# DATA
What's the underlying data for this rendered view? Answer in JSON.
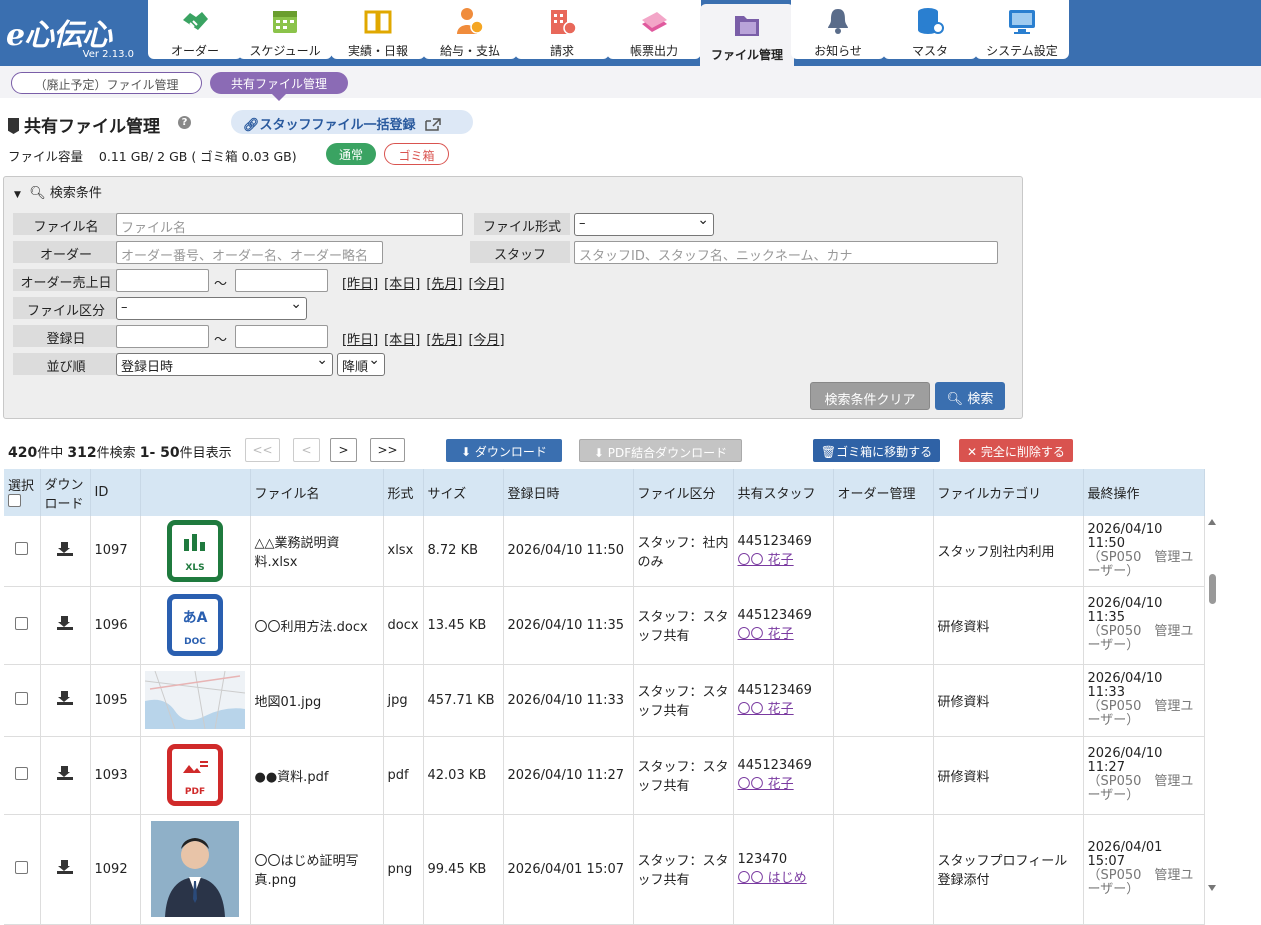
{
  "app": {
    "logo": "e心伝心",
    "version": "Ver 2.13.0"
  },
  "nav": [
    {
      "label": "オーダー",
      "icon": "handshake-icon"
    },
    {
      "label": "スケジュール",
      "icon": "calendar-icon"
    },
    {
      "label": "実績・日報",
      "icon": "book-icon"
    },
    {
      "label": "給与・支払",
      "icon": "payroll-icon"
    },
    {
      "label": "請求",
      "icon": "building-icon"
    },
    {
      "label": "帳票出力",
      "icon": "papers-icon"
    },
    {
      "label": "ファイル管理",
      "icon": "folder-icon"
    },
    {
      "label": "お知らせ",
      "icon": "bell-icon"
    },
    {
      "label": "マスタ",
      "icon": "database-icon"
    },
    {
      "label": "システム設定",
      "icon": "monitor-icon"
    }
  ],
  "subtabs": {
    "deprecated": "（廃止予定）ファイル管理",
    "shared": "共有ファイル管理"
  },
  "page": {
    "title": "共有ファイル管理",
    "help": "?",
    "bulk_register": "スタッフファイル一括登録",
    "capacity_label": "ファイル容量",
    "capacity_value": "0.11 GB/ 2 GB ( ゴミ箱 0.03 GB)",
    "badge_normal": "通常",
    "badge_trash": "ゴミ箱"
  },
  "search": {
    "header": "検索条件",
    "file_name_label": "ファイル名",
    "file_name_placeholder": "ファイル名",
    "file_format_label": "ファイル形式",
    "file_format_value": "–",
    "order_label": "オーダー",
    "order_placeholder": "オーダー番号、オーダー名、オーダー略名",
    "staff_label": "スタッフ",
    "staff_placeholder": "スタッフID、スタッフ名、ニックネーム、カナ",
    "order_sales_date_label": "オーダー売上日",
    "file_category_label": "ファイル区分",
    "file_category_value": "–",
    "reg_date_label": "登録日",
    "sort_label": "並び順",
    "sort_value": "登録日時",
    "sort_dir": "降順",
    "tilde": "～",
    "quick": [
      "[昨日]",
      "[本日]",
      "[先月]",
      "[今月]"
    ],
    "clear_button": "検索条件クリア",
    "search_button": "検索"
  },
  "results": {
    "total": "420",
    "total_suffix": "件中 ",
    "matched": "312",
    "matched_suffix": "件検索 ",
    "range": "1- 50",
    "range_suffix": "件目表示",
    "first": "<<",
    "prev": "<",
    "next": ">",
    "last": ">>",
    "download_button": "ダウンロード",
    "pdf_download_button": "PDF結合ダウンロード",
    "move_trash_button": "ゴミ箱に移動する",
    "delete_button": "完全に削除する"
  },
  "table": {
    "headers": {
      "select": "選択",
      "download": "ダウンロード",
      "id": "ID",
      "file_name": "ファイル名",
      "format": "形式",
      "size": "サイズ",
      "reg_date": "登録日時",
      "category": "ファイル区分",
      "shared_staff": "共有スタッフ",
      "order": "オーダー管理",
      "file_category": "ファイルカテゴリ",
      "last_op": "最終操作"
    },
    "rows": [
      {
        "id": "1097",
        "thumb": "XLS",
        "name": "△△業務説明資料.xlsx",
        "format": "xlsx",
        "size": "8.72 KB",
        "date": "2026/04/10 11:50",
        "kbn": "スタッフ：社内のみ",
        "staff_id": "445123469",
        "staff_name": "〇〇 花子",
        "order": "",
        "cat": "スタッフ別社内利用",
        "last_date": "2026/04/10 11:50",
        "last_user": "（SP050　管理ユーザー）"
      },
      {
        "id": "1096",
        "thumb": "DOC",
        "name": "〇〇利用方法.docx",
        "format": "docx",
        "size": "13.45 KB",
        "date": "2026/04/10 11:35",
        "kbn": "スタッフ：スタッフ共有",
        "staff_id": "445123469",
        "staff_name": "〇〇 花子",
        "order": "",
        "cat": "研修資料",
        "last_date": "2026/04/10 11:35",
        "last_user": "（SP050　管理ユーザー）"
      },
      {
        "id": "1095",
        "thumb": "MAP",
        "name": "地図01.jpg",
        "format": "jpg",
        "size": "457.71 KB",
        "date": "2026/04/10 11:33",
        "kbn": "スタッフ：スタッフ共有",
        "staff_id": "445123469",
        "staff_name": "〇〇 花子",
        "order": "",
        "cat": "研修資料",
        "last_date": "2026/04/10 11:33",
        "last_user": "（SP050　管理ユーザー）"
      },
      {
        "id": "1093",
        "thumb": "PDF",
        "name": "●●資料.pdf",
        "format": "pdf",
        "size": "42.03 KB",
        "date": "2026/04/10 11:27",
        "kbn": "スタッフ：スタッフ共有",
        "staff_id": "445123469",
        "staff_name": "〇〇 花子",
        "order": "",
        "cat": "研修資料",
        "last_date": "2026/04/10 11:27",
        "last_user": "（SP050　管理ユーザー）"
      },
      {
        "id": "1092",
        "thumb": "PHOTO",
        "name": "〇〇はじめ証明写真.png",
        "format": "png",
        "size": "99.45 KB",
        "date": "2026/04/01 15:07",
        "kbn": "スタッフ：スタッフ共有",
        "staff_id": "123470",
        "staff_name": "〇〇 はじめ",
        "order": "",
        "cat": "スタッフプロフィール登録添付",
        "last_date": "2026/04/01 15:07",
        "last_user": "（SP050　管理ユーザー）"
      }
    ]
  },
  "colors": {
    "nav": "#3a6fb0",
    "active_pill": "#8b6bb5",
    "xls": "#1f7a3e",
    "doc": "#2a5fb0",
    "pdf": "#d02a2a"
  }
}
==
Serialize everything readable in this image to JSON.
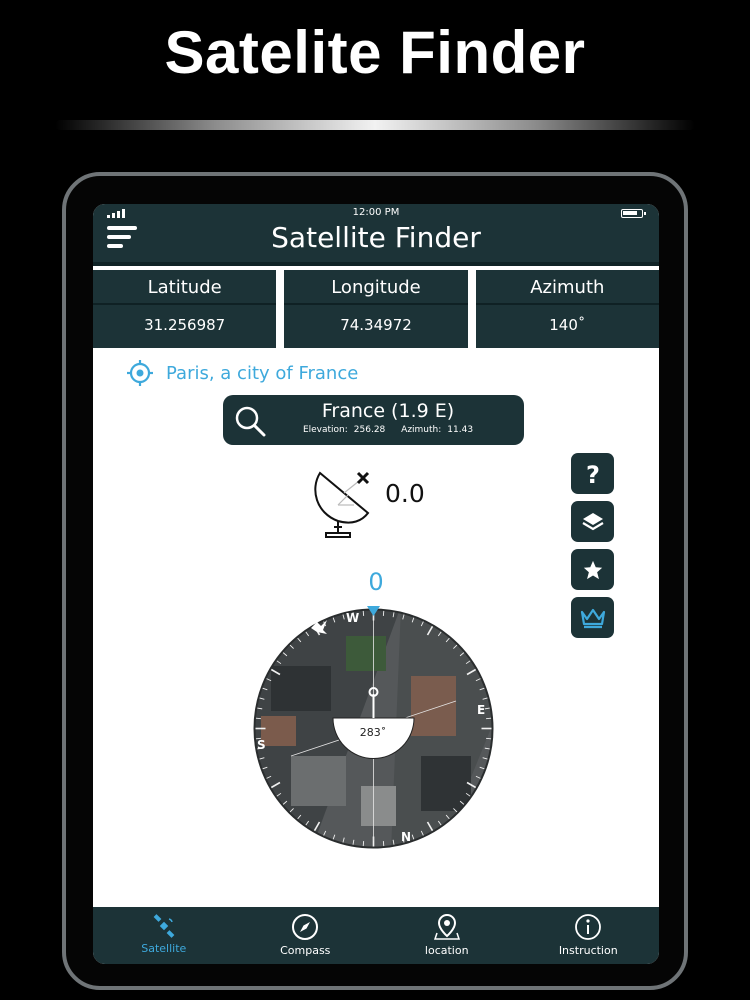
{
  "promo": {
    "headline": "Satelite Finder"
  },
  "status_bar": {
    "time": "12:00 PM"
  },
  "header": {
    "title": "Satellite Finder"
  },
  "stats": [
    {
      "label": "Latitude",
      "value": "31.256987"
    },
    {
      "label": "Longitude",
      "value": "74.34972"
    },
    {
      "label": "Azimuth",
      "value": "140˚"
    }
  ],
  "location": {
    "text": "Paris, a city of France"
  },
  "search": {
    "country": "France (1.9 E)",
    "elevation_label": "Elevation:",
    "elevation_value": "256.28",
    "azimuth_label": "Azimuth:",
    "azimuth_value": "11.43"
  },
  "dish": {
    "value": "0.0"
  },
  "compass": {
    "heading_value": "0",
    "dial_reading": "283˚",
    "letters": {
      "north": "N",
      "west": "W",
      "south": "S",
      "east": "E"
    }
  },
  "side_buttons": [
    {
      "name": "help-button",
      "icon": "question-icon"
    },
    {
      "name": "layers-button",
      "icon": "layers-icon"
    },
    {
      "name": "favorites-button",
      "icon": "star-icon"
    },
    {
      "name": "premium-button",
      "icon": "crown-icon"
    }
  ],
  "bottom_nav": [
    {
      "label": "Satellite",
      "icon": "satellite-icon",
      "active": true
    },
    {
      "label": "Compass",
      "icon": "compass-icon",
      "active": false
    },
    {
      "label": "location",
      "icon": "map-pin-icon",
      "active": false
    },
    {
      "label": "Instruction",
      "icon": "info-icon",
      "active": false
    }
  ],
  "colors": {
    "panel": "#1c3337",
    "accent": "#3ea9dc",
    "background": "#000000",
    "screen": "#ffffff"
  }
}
==
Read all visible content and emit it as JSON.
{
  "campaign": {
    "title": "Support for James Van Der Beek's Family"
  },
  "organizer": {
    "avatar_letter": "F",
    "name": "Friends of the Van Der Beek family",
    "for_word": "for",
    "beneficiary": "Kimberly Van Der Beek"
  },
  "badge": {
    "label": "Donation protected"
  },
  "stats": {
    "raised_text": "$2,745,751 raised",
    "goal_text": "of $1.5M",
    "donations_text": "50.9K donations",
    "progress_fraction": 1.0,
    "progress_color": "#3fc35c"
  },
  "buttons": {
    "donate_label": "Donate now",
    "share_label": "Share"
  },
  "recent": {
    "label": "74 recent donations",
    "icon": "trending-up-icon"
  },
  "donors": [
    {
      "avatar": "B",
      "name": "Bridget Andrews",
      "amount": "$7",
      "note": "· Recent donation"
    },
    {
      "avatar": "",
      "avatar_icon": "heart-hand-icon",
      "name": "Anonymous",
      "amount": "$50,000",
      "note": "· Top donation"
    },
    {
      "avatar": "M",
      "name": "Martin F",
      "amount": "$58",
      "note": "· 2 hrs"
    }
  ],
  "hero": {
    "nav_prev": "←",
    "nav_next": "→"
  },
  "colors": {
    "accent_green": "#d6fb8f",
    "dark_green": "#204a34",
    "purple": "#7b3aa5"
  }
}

# EXERCISE AIM
Write out every line of the listing that holds the word "ファイル区分".

# COMPLETED TASK
    "file_category_label": "ファイル区分",
      "category": "ファイル区分",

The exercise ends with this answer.